▶ [Working data]:

— BEGIN —

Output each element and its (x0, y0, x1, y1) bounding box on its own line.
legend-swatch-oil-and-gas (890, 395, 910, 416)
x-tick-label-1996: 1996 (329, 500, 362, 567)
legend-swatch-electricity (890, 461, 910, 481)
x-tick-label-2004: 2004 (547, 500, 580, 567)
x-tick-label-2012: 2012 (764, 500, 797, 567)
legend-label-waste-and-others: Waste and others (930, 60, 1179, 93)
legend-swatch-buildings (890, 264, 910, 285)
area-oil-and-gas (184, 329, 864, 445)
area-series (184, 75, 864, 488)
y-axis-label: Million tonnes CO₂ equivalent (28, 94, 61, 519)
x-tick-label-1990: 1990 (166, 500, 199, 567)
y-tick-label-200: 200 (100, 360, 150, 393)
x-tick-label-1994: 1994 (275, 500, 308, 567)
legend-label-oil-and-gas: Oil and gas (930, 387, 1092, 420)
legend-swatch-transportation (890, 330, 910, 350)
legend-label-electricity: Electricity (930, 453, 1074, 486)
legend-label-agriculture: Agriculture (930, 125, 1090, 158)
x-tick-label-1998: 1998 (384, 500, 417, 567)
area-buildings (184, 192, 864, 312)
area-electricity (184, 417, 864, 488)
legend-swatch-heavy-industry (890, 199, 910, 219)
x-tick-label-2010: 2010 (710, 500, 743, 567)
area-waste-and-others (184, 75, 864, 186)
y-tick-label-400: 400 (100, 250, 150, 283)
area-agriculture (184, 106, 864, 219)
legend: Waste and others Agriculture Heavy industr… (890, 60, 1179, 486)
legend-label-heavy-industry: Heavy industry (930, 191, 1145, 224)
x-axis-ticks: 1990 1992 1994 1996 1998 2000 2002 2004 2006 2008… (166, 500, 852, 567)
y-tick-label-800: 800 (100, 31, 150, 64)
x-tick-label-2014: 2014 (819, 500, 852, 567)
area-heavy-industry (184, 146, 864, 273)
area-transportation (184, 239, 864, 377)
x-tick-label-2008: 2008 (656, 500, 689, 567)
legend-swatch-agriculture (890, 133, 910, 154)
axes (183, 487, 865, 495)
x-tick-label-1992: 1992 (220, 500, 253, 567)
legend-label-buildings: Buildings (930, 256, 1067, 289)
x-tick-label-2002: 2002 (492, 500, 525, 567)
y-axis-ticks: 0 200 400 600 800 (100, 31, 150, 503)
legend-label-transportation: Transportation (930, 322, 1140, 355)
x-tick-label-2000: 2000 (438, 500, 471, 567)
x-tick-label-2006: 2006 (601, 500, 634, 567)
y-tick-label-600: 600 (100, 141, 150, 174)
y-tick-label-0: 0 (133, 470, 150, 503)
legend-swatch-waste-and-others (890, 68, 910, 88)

— END —

▶ [Aim of the exercise]: Rewrite every item above with "Million tonnes" changed to "Megatonnes" and all other text kept the same.

▶ [Exercise answer]:
Output each element and its (x0, y0, x1, y1) bounding box on its own line.
legend-swatch-oil-and-gas (890, 395, 910, 416)
x-tick-label-1996: 1996 (329, 500, 362, 567)
legend-swatch-electricity (890, 461, 910, 481)
x-tick-label-2004: 2004 (547, 500, 580, 567)
x-tick-label-2012: 2012 (764, 500, 797, 567)
legend-label-waste-and-others: Waste and others (930, 60, 1179, 93)
legend-swatch-buildings (890, 264, 910, 285)
area-oil-and-gas (184, 329, 864, 445)
area-series (184, 75, 864, 488)
y-axis-label: Megatonnes CO₂ equivalent (28, 94, 61, 519)
x-tick-label-1990: 1990 (166, 500, 199, 567)
y-tick-label-200: 200 (100, 360, 150, 393)
x-tick-label-1994: 1994 (275, 500, 308, 567)
legend-label-oil-and-gas: Oil and gas (930, 387, 1092, 420)
legend-swatch-transportation (890, 330, 910, 350)
legend-label-electricity: Electricity (930, 453, 1074, 486)
legend-label-agriculture: Agriculture (930, 125, 1090, 158)
x-tick-label-1998: 1998 (384, 500, 417, 567)
area-buildings (184, 192, 864, 312)
area-electricity (184, 417, 864, 488)
legend-swatch-heavy-industry (890, 199, 910, 219)
x-tick-label-2010: 2010 (710, 500, 743, 567)
area-waste-and-others (184, 75, 864, 186)
y-tick-label-400: 400 (100, 250, 150, 283)
area-agriculture (184, 106, 864, 219)
legend: Waste and others Agriculture Heavy industr… (890, 60, 1179, 486)
legend-label-heavy-industry: Heavy industry (930, 191, 1145, 224)
x-axis-ticks: 1990 1992 1994 1996 1998 2000 2002 2004 2006 2008… (166, 500, 852, 567)
y-tick-label-800: 800 (100, 31, 150, 64)
x-tick-label-2014: 2014 (819, 500, 852, 567)
area-heavy-industry (184, 146, 864, 273)
area-transportation (184, 239, 864, 377)
x-tick-label-2008: 2008 (656, 500, 689, 567)
legend-swatch-agriculture (890, 133, 910, 154)
axes (183, 487, 865, 495)
x-tick-label-1992: 1992 (220, 500, 253, 567)
legend-label-buildings: Buildings (930, 256, 1067, 289)
x-tick-label-2002: 2002 (492, 500, 525, 567)
y-axis-ticks: 0 200 400 600 800 (100, 31, 150, 503)
legend-label-transportation: Transportation (930, 322, 1140, 355)
x-tick-label-2000: 2000 (438, 500, 471, 567)
x-tick-label-2006: 2006 (601, 500, 634, 567)
y-tick-label-600: 600 (100, 141, 150, 174)
y-tick-label-0: 0 (133, 470, 150, 503)
legend-swatch-waste-and-others (890, 68, 910, 88)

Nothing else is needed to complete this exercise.